Input:
====================
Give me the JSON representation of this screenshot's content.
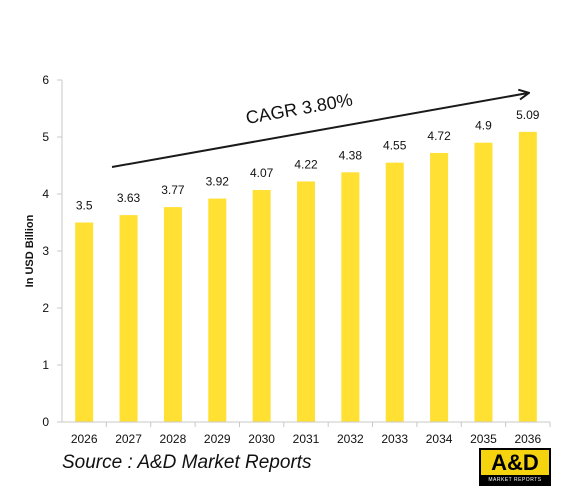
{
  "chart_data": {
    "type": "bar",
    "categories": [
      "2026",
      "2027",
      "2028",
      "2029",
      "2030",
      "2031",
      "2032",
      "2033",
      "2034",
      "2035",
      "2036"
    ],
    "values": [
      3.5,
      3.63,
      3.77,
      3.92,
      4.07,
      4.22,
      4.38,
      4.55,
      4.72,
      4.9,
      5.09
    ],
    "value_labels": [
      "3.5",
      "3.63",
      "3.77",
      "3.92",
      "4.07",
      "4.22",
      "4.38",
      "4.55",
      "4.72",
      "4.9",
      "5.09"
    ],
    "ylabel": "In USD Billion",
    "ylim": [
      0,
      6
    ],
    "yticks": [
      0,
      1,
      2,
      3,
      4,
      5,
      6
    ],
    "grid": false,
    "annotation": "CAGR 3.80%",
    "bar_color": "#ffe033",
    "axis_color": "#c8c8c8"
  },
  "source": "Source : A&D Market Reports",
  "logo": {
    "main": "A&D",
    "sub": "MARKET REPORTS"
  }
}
====================
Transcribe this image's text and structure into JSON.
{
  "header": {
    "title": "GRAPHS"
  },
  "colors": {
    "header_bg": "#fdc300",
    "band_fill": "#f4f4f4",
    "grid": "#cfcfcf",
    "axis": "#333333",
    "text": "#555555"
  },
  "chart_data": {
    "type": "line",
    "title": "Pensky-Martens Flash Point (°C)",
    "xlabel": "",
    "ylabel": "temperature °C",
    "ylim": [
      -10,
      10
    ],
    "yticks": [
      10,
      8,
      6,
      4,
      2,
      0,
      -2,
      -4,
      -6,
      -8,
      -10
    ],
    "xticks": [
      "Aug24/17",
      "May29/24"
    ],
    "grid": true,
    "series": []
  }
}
====================
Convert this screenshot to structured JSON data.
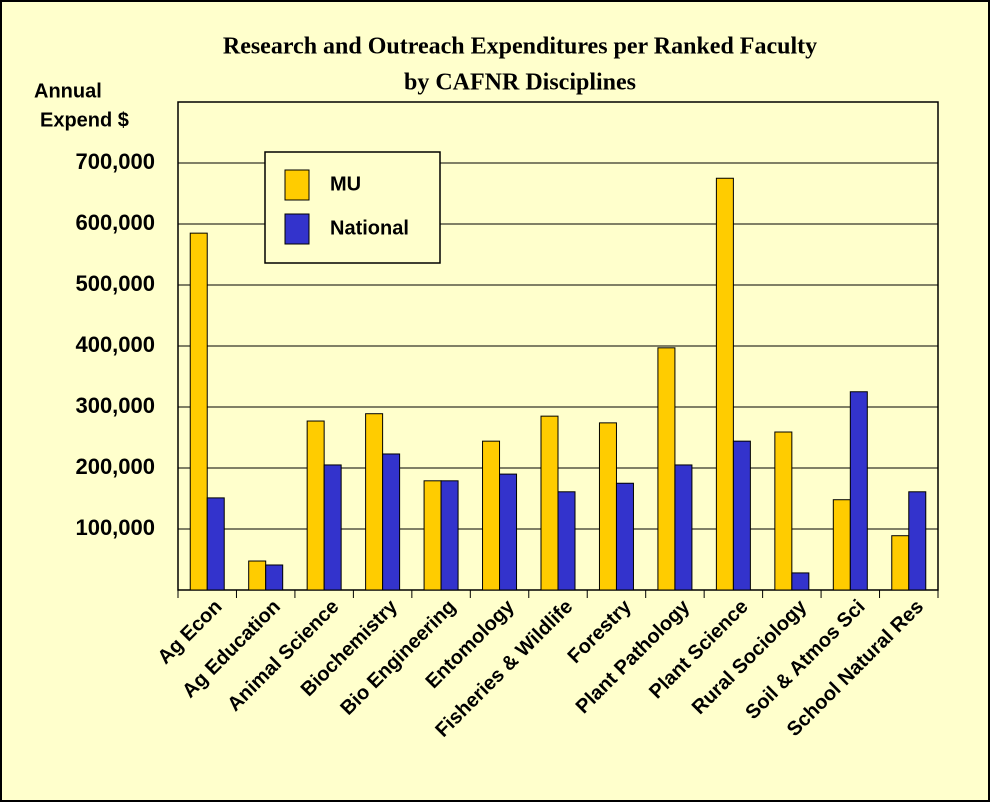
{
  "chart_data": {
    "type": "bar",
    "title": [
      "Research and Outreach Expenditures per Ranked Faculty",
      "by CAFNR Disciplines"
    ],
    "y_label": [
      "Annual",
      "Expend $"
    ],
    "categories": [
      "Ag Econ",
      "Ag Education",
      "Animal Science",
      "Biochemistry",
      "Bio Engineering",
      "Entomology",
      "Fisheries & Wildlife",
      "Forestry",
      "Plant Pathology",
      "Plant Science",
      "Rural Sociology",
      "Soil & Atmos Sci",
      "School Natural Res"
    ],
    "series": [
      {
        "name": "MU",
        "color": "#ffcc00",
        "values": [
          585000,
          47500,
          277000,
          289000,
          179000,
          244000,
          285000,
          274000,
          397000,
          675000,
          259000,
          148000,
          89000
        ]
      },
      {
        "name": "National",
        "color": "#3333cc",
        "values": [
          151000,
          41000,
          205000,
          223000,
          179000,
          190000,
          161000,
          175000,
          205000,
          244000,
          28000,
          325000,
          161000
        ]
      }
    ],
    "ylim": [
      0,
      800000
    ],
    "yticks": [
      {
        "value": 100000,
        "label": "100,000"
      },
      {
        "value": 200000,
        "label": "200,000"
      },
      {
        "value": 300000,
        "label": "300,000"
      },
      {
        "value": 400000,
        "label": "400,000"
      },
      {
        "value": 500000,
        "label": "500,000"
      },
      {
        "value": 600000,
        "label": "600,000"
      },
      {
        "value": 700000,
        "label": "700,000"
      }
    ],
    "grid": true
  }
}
====================
Pick out each line above that includes "ylabel" and show it.

Response to the task:
    "ylabel": "In USD Billion",
    "ylabel": "temperature °C",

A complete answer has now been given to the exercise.